[start of RECORDED DATA]

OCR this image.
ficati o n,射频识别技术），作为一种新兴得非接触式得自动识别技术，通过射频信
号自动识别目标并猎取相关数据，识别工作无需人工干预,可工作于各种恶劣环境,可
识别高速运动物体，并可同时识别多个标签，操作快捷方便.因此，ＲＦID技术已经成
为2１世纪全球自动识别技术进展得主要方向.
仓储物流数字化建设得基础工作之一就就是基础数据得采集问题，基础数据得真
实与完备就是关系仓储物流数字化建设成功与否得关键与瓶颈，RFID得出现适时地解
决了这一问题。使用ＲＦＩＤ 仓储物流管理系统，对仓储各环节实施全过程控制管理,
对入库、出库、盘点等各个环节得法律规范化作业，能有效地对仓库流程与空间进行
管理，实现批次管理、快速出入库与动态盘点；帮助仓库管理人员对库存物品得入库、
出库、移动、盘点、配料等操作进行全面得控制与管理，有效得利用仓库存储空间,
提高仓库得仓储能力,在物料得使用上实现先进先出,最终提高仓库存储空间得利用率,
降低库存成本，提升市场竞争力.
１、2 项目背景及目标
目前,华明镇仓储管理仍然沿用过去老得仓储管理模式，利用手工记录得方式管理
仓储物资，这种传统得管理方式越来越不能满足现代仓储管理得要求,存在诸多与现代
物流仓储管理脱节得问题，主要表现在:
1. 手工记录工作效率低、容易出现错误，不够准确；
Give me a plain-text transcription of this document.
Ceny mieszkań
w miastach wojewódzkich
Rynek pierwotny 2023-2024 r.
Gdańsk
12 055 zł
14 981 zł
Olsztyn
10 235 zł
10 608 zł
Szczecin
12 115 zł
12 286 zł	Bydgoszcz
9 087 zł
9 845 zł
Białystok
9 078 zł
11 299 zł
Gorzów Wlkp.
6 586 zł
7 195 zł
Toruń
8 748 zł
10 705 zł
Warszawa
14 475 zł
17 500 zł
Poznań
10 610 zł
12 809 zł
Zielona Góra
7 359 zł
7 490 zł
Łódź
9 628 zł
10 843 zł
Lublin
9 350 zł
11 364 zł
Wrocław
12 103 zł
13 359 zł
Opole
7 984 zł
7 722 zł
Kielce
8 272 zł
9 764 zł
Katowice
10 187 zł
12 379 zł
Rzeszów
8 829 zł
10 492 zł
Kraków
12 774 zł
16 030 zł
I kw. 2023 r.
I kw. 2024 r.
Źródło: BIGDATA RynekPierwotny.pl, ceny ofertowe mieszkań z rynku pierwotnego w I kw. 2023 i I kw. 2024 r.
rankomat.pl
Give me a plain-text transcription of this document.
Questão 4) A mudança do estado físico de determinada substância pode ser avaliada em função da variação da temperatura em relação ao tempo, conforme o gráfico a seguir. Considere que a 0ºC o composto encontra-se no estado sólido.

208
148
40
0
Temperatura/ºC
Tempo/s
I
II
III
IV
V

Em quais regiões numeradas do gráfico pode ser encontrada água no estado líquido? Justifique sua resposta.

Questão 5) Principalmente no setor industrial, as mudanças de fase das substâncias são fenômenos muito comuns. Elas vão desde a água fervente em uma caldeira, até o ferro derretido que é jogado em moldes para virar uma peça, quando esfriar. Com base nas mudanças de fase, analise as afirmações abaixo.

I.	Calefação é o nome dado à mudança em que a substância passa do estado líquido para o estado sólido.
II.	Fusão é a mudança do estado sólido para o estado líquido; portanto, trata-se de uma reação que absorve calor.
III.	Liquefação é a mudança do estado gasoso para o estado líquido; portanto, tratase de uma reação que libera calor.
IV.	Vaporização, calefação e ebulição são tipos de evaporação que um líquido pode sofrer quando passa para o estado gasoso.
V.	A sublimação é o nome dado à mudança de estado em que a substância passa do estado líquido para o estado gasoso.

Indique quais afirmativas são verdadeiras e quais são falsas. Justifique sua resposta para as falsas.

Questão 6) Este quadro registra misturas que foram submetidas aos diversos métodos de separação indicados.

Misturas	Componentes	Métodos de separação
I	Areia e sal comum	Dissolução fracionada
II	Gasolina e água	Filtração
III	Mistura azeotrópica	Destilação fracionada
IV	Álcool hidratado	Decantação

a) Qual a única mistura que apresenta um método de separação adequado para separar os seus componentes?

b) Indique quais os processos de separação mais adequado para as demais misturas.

[end of RECORDED DATA]

Restate each record word for word.

PROBLEM SOLUTION
OCR this image.
ficati o n,射频识别技术），作为一种新兴得非接触式得自动识别技术，通过射频信
号自动识别目标并猎取相关数据，识别工作无需人工干预,可工作于各种恶劣环境,可
识别高速运动物体，并可同时识别多个标签，操作快捷方便.因此，ＲＦID技术已经成
为2１世纪全球自动识别技术进展得主要方向.
仓储物流数字化建设得基础工作之一就就是基础数据得采集问题，基础数据得真
实与完备就是关系仓储物流数字化建设成功与否得关键与瓶颈，RFID得出现适时地解
决了这一问题。使用ＲＦＩＤ 仓储物流管理系统，对仓储各环节实施全过程控制管理,
对入库、出库、盘点等各个环节得法律规范化作业，能有效地对仓库流程与空间进行
管理，实现批次管理、快速出入库与动态盘点；帮助仓库管理人员对库存物品得入库、
出库、移动、盘点、配料等操作进行全面得控制与管理，有效得利用仓库存储空间,
提高仓库得仓储能力,在物料得使用上实现先进先出,最终提高仓库存储空间得利用率,
降低库存成本，提升市场竞争力.
１、2 项目背景及目标
目前,华明镇仓储管理仍然沿用过去老得仓储管理模式，利用手工记录得方式管理
仓储物资，这种传统得管理方式越来越不能满足现代仓储管理得要求,存在诸多与现代
物流仓储管理脱节得问题，主要表现在:
1. 手工记录工作效率低、容易出现错误，不够准确；
Give me a plain-text transcription of this document.
Ceny mieszkań
w miastach wojewódzkich
Rynek pierwotny 2023-2024 r.
Gdańsk
12 055 zł
14 981 zł
Olsztyn
10 235 zł
10 608 zł
Szczecin
12 115 zł
12 286 zł	Bydgoszcz
9 087 zł
9 845 zł
Białystok
9 078 zł
11 299 zł
Gorzów Wlkp.
6 586 zł
7 195 zł
Toruń
8 748 zł
10 705 zł
Warszawa
14 475 zł
17 500 zł
Poznań
10 610 zł
12 809 zł
Zielona Góra
7 359 zł
7 490 zł
Łódź
9 628 zł
10 843 zł
Lublin
9 350 zł
11 364 zł
Wrocław
12 103 zł
13 359 zł
Opole
7 984 zł
7 722 zł
Kielce
8 272 zł
9 764 zł
Katowice
10 187 zł
12 379 zł
Rzeszów
8 829 zł
10 492 zł
Kraków
12 774 zł
16 030 zł
I kw. 2023 r.
I kw. 2024 r.
Źródło: BIGDATA RynekPierwotny.pl, ceny ofertowe mieszkań z rynku pierwotnego w I kw. 2023 i I kw. 2024 r.
rankomat.pl
Give me a plain-text transcription of this document.
Questão 4) A mudança do estado físico de determinada substância pode ser avaliada em função da variação da temperatura em relação ao tempo, conforme o gráfico a seguir. Considere que a 0ºC o composto encontra-se no estado sólido.

208
148
40
0
Temperatura/ºC
Tempo/s
I
II
III
IV
V

Em quais regiões numeradas do gráfico pode ser encontrada água no estado líquido? Justifique sua resposta.

Questão 5) Principalmente no setor industrial, as mudanças de fase das substâncias são fenômenos muito comuns. Elas vão desde a água fervente em uma caldeira, até o ferro derretido que é jogado em moldes para virar uma peça, quando esfriar. Com base nas mudanças de fase, analise as afirmações abaixo.

I.	Calefação é o nome dado à mudança em que a substância passa do estado líquido para o estado sólido.
II.	Fusão é a mudança do estado sólido para o estado líquido; portanto, trata-se de uma reação que absorve calor.
III.	Liquefação é a mudança do estado gasoso para o estado líquido; portanto, tratase de uma reação que libera calor.
IV.	Vaporização, calefação e ebulição são tipos de evaporação que um líquido pode sofrer quando passa para o estado gasoso.
V.	A sublimação é o nome dado à mudança de estado em que a substância passa do estado líquido para o estado gasoso.

Indique quais afirmativas são verdadeiras e quais são falsas. Justifique sua resposta para as falsas.

Questão 6) Este quadro registra misturas que foram submetidas aos diversos métodos de separação indicados.

Misturas	Componentes	Métodos de separação
I	Areia e sal comum	Dissolução fracionada
II	Gasolina e água	Filtração
III	Mistura azeotrópica	Destilação fracionada
IV	Álcool hidratado	Decantação

a) Qual a única mistura que apresenta um método de separação adequado para separar os seus componentes?

b) Indique quais os processos de separação mais adequado para as demais misturas.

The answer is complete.